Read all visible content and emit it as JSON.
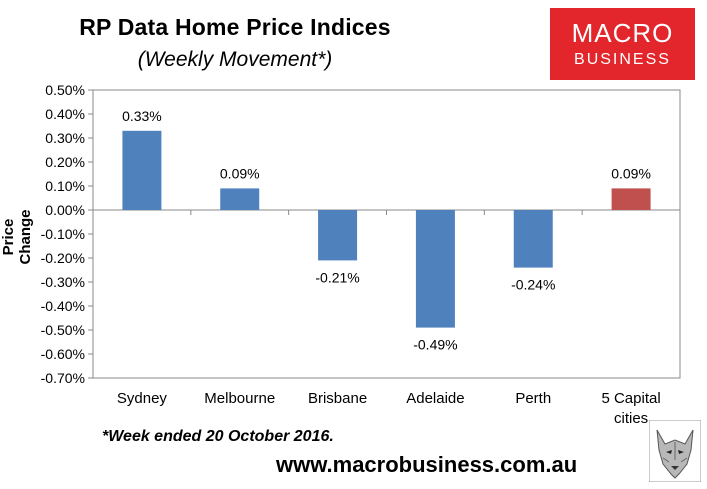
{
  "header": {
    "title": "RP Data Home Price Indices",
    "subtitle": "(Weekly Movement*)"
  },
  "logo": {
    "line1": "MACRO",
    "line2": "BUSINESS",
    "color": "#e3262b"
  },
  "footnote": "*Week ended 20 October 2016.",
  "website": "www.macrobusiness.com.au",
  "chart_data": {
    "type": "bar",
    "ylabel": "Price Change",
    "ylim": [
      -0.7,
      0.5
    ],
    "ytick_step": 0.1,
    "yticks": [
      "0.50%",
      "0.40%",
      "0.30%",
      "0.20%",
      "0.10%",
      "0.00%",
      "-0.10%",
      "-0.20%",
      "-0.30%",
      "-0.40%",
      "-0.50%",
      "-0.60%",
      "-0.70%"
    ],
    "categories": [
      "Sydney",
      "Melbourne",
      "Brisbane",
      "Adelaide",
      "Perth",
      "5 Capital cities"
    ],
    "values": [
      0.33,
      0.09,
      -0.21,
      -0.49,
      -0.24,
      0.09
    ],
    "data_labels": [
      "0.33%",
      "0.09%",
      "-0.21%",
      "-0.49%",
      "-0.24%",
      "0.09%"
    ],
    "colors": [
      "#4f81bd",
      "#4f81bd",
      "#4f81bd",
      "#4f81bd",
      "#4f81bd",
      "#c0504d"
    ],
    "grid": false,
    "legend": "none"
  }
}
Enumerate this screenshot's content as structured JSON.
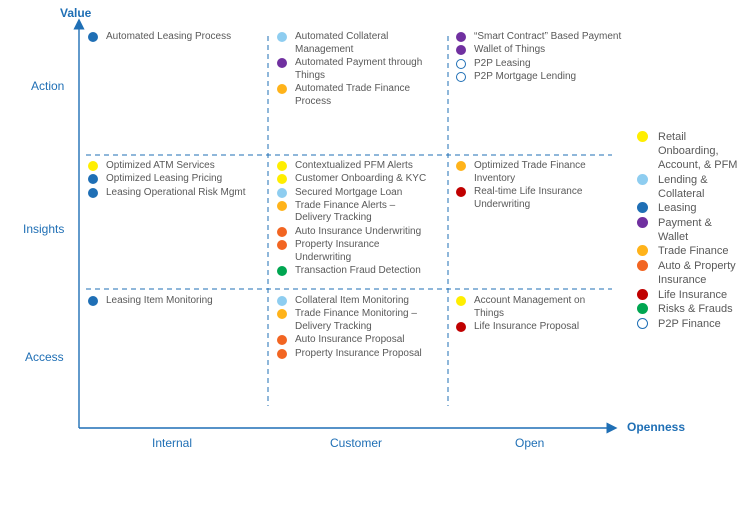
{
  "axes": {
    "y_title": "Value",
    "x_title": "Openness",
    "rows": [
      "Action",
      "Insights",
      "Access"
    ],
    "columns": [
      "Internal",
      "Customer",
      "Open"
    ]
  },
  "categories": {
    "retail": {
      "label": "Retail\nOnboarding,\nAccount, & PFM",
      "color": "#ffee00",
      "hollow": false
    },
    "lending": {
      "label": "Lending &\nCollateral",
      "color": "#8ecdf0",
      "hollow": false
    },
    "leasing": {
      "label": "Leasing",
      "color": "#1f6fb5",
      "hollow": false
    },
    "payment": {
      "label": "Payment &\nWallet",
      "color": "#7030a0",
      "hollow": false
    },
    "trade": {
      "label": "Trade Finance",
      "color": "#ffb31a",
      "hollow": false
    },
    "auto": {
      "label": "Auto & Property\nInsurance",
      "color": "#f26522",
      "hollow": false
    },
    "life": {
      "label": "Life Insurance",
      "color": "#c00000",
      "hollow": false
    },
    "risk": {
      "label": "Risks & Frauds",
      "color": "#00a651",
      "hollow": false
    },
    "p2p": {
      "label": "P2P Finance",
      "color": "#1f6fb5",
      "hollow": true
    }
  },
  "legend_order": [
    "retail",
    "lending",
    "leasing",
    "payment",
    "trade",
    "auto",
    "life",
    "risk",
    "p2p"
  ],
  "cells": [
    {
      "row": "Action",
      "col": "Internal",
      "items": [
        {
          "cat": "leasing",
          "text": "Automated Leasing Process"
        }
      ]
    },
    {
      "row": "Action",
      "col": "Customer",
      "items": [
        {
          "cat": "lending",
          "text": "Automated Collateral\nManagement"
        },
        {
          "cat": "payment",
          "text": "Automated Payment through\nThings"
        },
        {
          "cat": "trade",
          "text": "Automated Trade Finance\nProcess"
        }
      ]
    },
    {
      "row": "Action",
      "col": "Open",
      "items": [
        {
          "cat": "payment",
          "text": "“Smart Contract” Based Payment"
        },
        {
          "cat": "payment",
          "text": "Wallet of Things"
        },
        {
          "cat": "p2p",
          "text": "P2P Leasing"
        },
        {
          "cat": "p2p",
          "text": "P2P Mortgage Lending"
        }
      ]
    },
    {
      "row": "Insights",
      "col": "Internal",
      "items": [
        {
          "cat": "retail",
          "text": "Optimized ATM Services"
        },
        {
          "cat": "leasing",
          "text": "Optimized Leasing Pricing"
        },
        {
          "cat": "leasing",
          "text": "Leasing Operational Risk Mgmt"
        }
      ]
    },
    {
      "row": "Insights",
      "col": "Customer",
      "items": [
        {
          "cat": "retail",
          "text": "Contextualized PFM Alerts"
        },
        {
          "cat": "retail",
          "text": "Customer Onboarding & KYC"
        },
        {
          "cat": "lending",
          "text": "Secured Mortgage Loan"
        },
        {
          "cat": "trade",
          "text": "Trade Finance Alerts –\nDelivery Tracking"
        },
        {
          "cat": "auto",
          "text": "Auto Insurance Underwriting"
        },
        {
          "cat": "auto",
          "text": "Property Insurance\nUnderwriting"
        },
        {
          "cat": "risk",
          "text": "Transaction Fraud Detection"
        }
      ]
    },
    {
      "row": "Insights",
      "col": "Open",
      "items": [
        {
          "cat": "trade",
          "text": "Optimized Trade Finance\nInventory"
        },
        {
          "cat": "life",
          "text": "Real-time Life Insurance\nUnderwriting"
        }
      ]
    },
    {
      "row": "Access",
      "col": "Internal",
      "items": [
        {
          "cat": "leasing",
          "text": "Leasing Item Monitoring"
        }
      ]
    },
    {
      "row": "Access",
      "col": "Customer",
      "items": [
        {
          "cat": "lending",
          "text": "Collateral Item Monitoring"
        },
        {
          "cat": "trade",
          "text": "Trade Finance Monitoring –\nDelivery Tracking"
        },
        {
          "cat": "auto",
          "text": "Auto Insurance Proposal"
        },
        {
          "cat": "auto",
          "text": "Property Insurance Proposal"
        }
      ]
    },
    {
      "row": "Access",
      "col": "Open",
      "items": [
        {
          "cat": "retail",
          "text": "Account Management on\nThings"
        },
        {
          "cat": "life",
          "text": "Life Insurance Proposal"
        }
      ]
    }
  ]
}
-------------------------
Apart from the pictures, the entries above are to be repeated in full and exactly.

Read all visible content and emit it as JSON.
{
  "header": {
    "title": "RP Data Home Price Indices",
    "subtitle": "(Weekly Movement*)"
  },
  "logo": {
    "line1": "MACRO",
    "line2": "BUSINESS",
    "color": "#e3262b"
  },
  "footnote": "*Week ended 20 October 2016.",
  "website": "www.macrobusiness.com.au",
  "chart_data": {
    "type": "bar",
    "ylabel": "Price Change",
    "ylim": [
      -0.7,
      0.5
    ],
    "ytick_step": 0.1,
    "yticks": [
      "0.50%",
      "0.40%",
      "0.30%",
      "0.20%",
      "0.10%",
      "0.00%",
      "-0.10%",
      "-0.20%",
      "-0.30%",
      "-0.40%",
      "-0.50%",
      "-0.60%",
      "-0.70%"
    ],
    "categories": [
      "Sydney",
      "Melbourne",
      "Brisbane",
      "Adelaide",
      "Perth",
      "5 Capital cities"
    ],
    "values": [
      0.33,
      0.09,
      -0.21,
      -0.49,
      -0.24,
      0.09
    ],
    "data_labels": [
      "0.33%",
      "0.09%",
      "-0.21%",
      "-0.49%",
      "-0.24%",
      "0.09%"
    ],
    "colors": [
      "#4f81bd",
      "#4f81bd",
      "#4f81bd",
      "#4f81bd",
      "#4f81bd",
      "#c0504d"
    ],
    "grid": false,
    "legend": "none"
  }
}
Enumerate this screenshot's content as structured JSON.
{
  "axes": {
    "y_title": "Value",
    "x_title": "Openness",
    "rows": [
      "Action",
      "Insights",
      "Access"
    ],
    "columns": [
      "Internal",
      "Customer",
      "Open"
    ]
  },
  "categories": {
    "retail": {
      "label": "Retail\nOnboarding,\nAccount, & PFM",
      "color": "#ffee00",
      "hollow": false
    },
    "lending": {
      "label": "Lending &\nCollateral",
      "color": "#8ecdf0",
      "hollow": false
    },
    "leasing": {
      "label": "Leasing",
      "color": "#1f6fb5",
      "hollow": false
    },
    "payment": {
      "label": "Payment &\nWallet",
      "color": "#7030a0",
      "hollow": false
    },
    "trade": {
      "label": "Trade Finance",
      "color": "#ffb31a",
      "hollow": false
    },
    "auto": {
      "label": "Auto & Property\nInsurance",
      "color": "#f26522",
      "hollow": false
    },
    "life": {
      "label": "Life Insurance",
      "color": "#c00000",
      "hollow": false
    },
    "risk": {
      "label": "Risks & Frauds",
      "color": "#00a651",
      "hollow": false
    },
    "p2p": {
      "label": "P2P Finance",
      "color": "#1f6fb5",
      "hollow": true
    }
  },
  "legend_order": [
    "retail",
    "lending",
    "leasing",
    "payment",
    "trade",
    "auto",
    "life",
    "risk",
    "p2p"
  ],
  "cells": [
    {
      "row": "Action",
      "col": "Internal",
      "items": [
        {
          "cat": "leasing",
          "text": "Automated Leasing Process"
        }
      ]
    },
    {
      "row": "Action",
      "col": "Customer",
      "items": [
        {
          "cat": "lending",
          "text": "Automated Collateral\nManagement"
        },
        {
          "cat": "payment",
          "text": "Automated Payment through\nThings"
        },
        {
          "cat": "trade",
          "text": "Automated Trade Finance\nProcess"
        }
      ]
    },
    {
      "row": "Action",
      "col": "Open",
      "items": [
        {
          "cat": "payment",
          "text": "“Smart Contract” Based Payment"
        },
        {
          "cat": "payment",
          "text": "Wallet of Things"
        },
        {
          "cat": "p2p",
          "text": "P2P Leasing"
        },
        {
          "cat": "p2p",
          "text": "P2P Mortgage Lending"
        }
      ]
    },
    {
      "row": "Insights",
      "col": "Internal",
      "items": [
        {
          "cat": "retail",
          "text": "Optimized ATM Services"
        },
        {
          "cat": "leasing",
          "text": "Optimized Leasing Pricing"
        },
        {
          "cat": "leasing",
          "text": "Leasing Operational Risk Mgmt"
        }
      ]
    },
    {
      "row": "Insights",
      "col": "Customer",
      "items": [
        {
          "cat": "retail",
          "text": "Contextualized PFM Alerts"
        },
        {
          "cat": "retail",
          "text": "Customer Onboarding & KYC"
        },
        {
          "cat": "lending",
          "text": "Secured Mortgage Loan"
        },
        {
          "cat": "trade",
          "text": "Trade Finance Alerts –\nDelivery Tracking"
        },
        {
          "cat": "auto",
          "text": "Auto Insurance Underwriting"
        },
        {
          "cat": "auto",
          "text": "Property Insurance\nUnderwriting"
        },
        {
          "cat": "risk",
          "text": "Transaction Fraud Detection"
        }
      ]
    },
    {
      "row": "Insights",
      "col": "Open",
      "items": [
        {
          "cat": "trade",
          "text": "Optimized Trade Finance\nInventory"
        },
        {
          "cat": "life",
          "text": "Real-time Life Insurance\nUnderwriting"
        }
      ]
    },
    {
      "row": "Access",
      "col": "Internal",
      "items": [
        {
          "cat": "leasing",
          "text": "Leasing Item Monitoring"
        }
      ]
    },
    {
      "row": "Access",
      "col": "Customer",
      "items": [
        {
          "cat": "lending",
          "text": "Collateral Item Monitoring"
        },
        {
          "cat": "trade",
          "text": "Trade Finance Monitoring –\nDelivery Tracking"
        },
        {
          "cat": "auto",
          "text": "Auto Insurance Proposal"
        },
        {
          "cat": "auto",
          "text": "Property Insurance Proposal"
        }
      ]
    },
    {
      "row": "Access",
      "col": "Open",
      "items": [
        {
          "cat": "retail",
          "text": "Account Management on\nThings"
        },
        {
          "cat": "life",
          "text": "Life Insurance Proposal"
        }
      ]
    }
  ]
}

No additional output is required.